Porting a Linux Container (LXC) to Docker might seem like a straightforward task given that both are containerization technologies. However, there are several caveats and pitfalls that one should be aware of before attempting this process.

LXC and Docker are both used to create and manage containers, but they operate on different underlying principles. LXC is more of a lightweight virtualization method that provides an environment similar to a full-fledged virtual machine. Docker, on the other hand, is a platform for developing, shipping, and running applications inside containers, optimized for microservices and cloud-native applications.

Here are the key issues to be aware of when porting an LXC container to Docker:

• Different Container Philosophies:
  • LXC containers are closer to traditional virtual machines, providing a more complete operating system environment.
  • Docker containers are designed to run a single application or service, following a microservice architecture.

• File System Differences:
  • LXC uses a full OS filesystem, while Docker uses layered filesystems.
  • You may need to manually adjust file paths and configurations when moving to Docker.

• Process Management:
  • LXC containers manage multiple processes similarly to a traditional Linux environment.
  • Docker is designed to run a single process per container. This might require refactoring of the services running in the LXC container.

• Networking:
  • LXC networking configurations can be complex and highly customized.
  • Docker abstracts much of the networking and provides simpler, yet different, networking options which might require reconfiguration.

• Security Contexts:
  • LXC provides a more traditional Linux security model.
  • Docker has a different security model, with its own set of user namespaces, capabilities, and SELinux/AppArmor profiles, which might affect how applications behave.

• Resource Allocation:
  • LXC provides finer control over resource allocation (CPU, memory, etc.).
  • Docker abstracts and automates much of this, which could lead to different performance characteristics.

The process of containerizing the Flask application involved several key steps, including setting up the necessary dependencies, creating a Dockerfile, and configuring the `docker-compose.yml` file.

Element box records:
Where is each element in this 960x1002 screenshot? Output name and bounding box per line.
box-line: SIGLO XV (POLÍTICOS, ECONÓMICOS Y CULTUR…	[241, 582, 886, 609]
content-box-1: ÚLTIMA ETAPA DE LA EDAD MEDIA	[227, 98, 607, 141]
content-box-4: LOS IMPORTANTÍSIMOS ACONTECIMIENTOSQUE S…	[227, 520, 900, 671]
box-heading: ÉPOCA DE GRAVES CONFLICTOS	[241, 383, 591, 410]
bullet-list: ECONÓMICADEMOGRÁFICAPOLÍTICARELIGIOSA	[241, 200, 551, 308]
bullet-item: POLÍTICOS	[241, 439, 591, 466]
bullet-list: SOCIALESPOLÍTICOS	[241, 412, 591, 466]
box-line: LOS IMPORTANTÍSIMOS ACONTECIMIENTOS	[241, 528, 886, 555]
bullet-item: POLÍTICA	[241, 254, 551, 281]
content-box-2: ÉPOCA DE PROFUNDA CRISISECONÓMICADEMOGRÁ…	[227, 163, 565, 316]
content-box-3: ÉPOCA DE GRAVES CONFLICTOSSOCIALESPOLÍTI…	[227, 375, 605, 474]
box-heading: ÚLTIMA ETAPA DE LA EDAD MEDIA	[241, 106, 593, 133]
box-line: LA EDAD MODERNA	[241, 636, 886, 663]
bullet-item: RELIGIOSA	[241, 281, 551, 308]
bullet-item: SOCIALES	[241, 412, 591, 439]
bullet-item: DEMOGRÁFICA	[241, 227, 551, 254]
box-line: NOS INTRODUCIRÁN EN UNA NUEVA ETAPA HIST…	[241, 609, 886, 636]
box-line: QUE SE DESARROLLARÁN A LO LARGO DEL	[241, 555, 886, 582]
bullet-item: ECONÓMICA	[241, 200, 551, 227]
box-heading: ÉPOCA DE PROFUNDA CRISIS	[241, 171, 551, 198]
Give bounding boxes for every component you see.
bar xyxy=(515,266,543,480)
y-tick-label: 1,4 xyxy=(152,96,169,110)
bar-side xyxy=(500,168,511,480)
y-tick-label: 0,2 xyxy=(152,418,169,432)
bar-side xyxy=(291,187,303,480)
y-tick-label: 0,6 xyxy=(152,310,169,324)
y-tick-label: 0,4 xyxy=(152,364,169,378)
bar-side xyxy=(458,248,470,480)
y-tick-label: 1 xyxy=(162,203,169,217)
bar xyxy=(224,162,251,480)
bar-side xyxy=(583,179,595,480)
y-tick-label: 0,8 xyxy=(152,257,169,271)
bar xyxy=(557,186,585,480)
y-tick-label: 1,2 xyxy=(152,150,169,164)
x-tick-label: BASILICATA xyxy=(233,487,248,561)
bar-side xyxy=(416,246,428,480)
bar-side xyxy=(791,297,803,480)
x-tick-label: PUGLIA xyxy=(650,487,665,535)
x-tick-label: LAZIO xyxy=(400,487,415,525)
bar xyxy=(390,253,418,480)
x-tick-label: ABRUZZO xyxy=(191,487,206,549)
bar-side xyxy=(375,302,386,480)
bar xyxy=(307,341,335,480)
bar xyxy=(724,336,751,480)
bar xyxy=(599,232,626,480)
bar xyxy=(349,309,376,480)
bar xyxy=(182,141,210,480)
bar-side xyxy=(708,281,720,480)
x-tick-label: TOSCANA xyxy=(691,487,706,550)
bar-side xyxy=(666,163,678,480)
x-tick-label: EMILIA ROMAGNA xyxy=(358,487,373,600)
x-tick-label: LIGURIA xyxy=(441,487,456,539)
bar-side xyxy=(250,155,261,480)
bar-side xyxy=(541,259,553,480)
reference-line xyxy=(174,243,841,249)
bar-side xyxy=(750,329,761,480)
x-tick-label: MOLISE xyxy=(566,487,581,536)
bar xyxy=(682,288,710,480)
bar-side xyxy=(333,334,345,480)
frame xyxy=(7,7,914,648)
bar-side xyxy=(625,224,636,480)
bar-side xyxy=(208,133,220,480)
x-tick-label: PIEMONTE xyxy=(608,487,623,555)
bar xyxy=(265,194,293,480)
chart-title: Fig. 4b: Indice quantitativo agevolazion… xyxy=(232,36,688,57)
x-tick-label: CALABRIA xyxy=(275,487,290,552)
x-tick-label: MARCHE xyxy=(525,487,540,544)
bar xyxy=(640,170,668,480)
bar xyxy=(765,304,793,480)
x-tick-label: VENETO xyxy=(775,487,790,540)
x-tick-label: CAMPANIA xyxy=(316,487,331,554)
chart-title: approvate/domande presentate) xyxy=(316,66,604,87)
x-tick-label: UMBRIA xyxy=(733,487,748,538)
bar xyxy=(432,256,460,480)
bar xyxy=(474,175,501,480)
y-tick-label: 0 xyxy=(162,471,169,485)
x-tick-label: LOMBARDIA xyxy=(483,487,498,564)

:: REQUIRED ACTIONS ::
1. In the text on porting LXC containers to Docker, what kind of filesystem does Docker use?
2. Rewrite the passage of the LXC-to-Docker text starting with "Porting a Linux" and going on through "operating system environment.", putting "limitations" in place of "caveats".
3. Write the next part of the text on porting LXC containers to Docker, picking up after its final sentence.

:: ANSWERS TO THE PROBLEMS ::
1. Docker uses layered filesystems.

2.
Porting a Linux Container (LXC) to Docker might seem like a straightforward task given that both are containerization technologies. However, there are several limitations and pitfalls that one should be aware of before attempting this process.

LXC and Docker are both used to create and manage containers, but they operate on different underlying principles. LXC is more of a lightweight virtualization method that provides an environment similar to a full-fledged virtual machine. Docker, on the other hand, is a platform for developing, shipping, and running applications inside containers, optimized for microservices and cloud-native applications.

Here are the key issues to be aware of when porting an LXC container to Docker:

• Different Container Philosophies:
  • LXC containers are closer to traditional virtual machines, providing a more complete operating system environment.

3.
When transitioning from LXC containers to Docker, it's often more efficient and cleaner to use base Docker images for your applications rather than attempting to convert existing LXC containers. This approach offers several advantages:

• Universal Compatibility: Docker images are designed to be highly portable and compatible across various cloud platforms, making it easier to deploy and manage your applications.
• Separation of Concerns: Running different services in separate containers (e.g., Python apps in one container and MariaDB in another) aligns with Docker’s microservices architecture, promoting better scalability and maintenance.
• Cleaner Environment: Starting with a clean base image ensures that only the necessary dependencies and configurations are included, reducing potential conflicts and bloat.

Here’s a general outline of the steps to create Docker containers for a Python application writing to a MariaDB database.

Before containerizing the application, it was crucial to define the required dependencies in a `requirements.txt` file. The Flask application used the following dependencies:

Flask==2.1.2
mariadb==1.1.4

These versions ensured compatibility and stability, avoiding issues related to breaking changes in more recent versions.

The next step was to create a `Dockerfile` to define the environment for the Flask application. The Dockerfile included the following instructions:

FROM python:3.9-slim
 
# Install MariaDB Connector/C library and other dependencies
RUN apt-get update && apt-get install -y \
    libmariadb3 \
    libmariadb-dev \
    gcc \
    && apt-get clean \
    && rm -rf /var/lib/apt/lists/*
 
WORKDIR /app
 
COPY requirements.txt requirements.txt
RUN pip install -r requirements.txt
 
COPY . .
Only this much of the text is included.